(JOB) Carry none of the pictures over; set down the material below exactly.

#### TASK INPUTS

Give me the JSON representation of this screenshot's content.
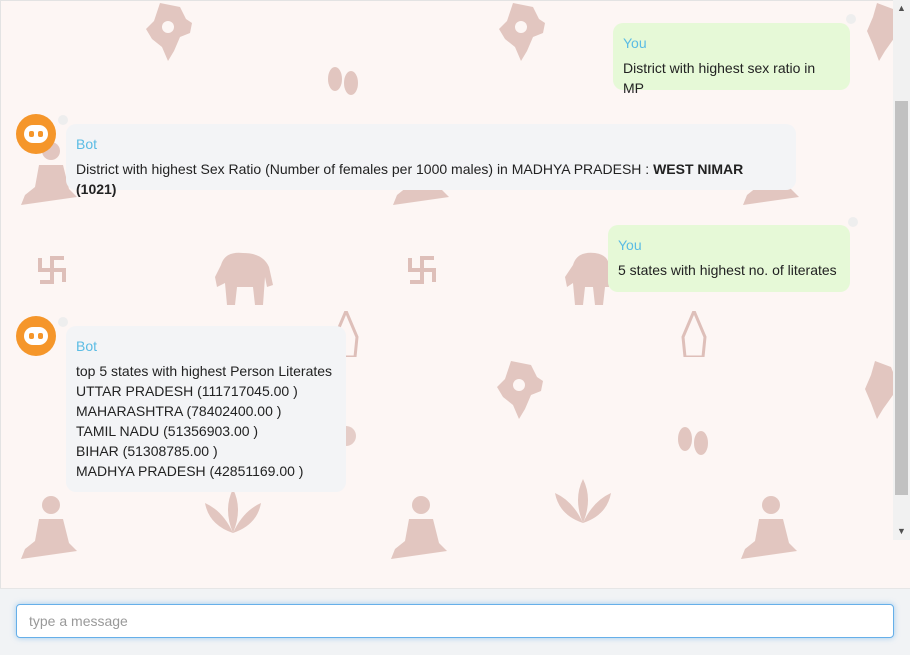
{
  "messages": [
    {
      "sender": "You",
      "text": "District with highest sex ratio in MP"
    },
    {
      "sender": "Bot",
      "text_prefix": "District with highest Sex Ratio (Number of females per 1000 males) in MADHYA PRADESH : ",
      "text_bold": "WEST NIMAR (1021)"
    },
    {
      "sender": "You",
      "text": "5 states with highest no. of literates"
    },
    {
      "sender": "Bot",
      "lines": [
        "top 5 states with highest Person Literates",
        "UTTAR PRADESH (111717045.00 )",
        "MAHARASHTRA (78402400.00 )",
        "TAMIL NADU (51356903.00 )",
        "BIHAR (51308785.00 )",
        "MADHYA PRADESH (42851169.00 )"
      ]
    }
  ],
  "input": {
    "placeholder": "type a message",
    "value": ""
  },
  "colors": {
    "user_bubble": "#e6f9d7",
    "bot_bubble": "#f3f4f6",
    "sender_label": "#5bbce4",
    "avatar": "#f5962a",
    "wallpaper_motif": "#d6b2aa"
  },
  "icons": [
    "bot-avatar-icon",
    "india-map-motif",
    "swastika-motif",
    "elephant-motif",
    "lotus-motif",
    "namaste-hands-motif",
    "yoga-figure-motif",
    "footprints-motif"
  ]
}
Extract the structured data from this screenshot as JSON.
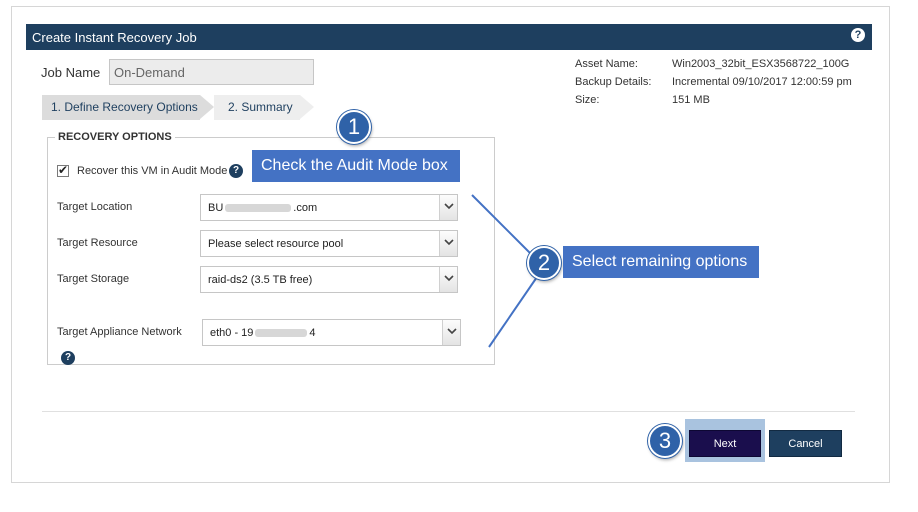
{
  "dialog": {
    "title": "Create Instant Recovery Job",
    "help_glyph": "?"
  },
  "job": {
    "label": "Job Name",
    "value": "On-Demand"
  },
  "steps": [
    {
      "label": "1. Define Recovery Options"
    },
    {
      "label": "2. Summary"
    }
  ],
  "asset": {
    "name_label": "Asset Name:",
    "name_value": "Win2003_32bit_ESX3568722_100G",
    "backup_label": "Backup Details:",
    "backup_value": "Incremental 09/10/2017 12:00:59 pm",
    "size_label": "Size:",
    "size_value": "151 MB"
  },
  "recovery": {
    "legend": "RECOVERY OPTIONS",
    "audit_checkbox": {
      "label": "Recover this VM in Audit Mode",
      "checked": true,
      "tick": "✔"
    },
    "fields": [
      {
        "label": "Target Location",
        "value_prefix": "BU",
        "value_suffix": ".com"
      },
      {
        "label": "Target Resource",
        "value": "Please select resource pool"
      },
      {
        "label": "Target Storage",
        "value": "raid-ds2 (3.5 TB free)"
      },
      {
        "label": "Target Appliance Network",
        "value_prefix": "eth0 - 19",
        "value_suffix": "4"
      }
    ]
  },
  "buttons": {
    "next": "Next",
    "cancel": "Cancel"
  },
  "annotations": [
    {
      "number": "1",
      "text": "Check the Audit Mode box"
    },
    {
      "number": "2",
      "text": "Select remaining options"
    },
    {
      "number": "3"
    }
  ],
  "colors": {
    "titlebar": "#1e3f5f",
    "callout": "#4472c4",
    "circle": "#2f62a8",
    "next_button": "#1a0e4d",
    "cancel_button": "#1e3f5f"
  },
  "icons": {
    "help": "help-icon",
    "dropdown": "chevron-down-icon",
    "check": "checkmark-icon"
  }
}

########

(SOLUTION TO THE PROBLEM)
Give me the JSON representation of this screenshot's content.
{
  "messages": [
    {
      "sender": "You",
      "text": "District with highest sex ratio in MP"
    },
    {
      "sender": "Bot",
      "text_prefix": "District with highest Sex Ratio (Number of females per 1000 males) in MADHYA PRADESH : ",
      "text_bold": "WEST NIMAR (1021)"
    },
    {
      "sender": "You",
      "text": "5 states with highest no. of literates"
    },
    {
      "sender": "Bot",
      "lines": [
        "top 5 states with highest Person Literates",
        "UTTAR PRADESH (111717045.00 )",
        "MAHARASHTRA (78402400.00 )",
        "TAMIL NADU (51356903.00 )",
        "BIHAR (51308785.00 )",
        "MADHYA PRADESH (42851169.00 )"
      ]
    }
  ],
  "input": {
    "placeholder": "type a message",
    "value": ""
  },
  "colors": {
    "user_bubble": "#e6f9d7",
    "bot_bubble": "#f3f4f6",
    "sender_label": "#5bbce4",
    "avatar": "#f5962a",
    "wallpaper_motif": "#d6b2aa"
  },
  "icons": [
    "bot-avatar-icon",
    "india-map-motif",
    "swastika-motif",
    "elephant-motif",
    "lotus-motif",
    "namaste-hands-motif",
    "yoga-figure-motif",
    "footprints-motif"
  ]
}
Extract the structured data from this screenshot as JSON.
{
  "dialog": {
    "title": "Create Instant Recovery Job",
    "help_glyph": "?"
  },
  "job": {
    "label": "Job Name",
    "value": "On-Demand"
  },
  "steps": [
    {
      "label": "1. Define Recovery Options"
    },
    {
      "label": "2. Summary"
    }
  ],
  "asset": {
    "name_label": "Asset Name:",
    "name_value": "Win2003_32bit_ESX3568722_100G",
    "backup_label": "Backup Details:",
    "backup_value": "Incremental 09/10/2017 12:00:59 pm",
    "size_label": "Size:",
    "size_value": "151 MB"
  },
  "recovery": {
    "legend": "RECOVERY OPTIONS",
    "audit_checkbox": {
      "label": "Recover this VM in Audit Mode",
      "checked": true,
      "tick": "✔"
    },
    "fields": [
      {
        "label": "Target Location",
        "value_prefix": "BU",
        "value_suffix": ".com"
      },
      {
        "label": "Target Resource",
        "value": "Please select resource pool"
      },
      {
        "label": "Target Storage",
        "value": "raid-ds2 (3.5 TB free)"
      },
      {
        "label": "Target Appliance Network",
        "value_prefix": "eth0 - 19",
        "value_suffix": "4"
      }
    ]
  },
  "buttons": {
    "next": "Next",
    "cancel": "Cancel"
  },
  "annotations": [
    {
      "number": "1",
      "text": "Check the Audit Mode box"
    },
    {
      "number": "2",
      "text": "Select remaining options"
    },
    {
      "number": "3"
    }
  ],
  "colors": {
    "titlebar": "#1e3f5f",
    "callout": "#4472c4",
    "circle": "#2f62a8",
    "next_button": "#1a0e4d",
    "cancel_button": "#1e3f5f"
  },
  "icons": {
    "help": "help-icon",
    "dropdown": "chevron-down-icon",
    "check": "checkmark-icon"
  }
}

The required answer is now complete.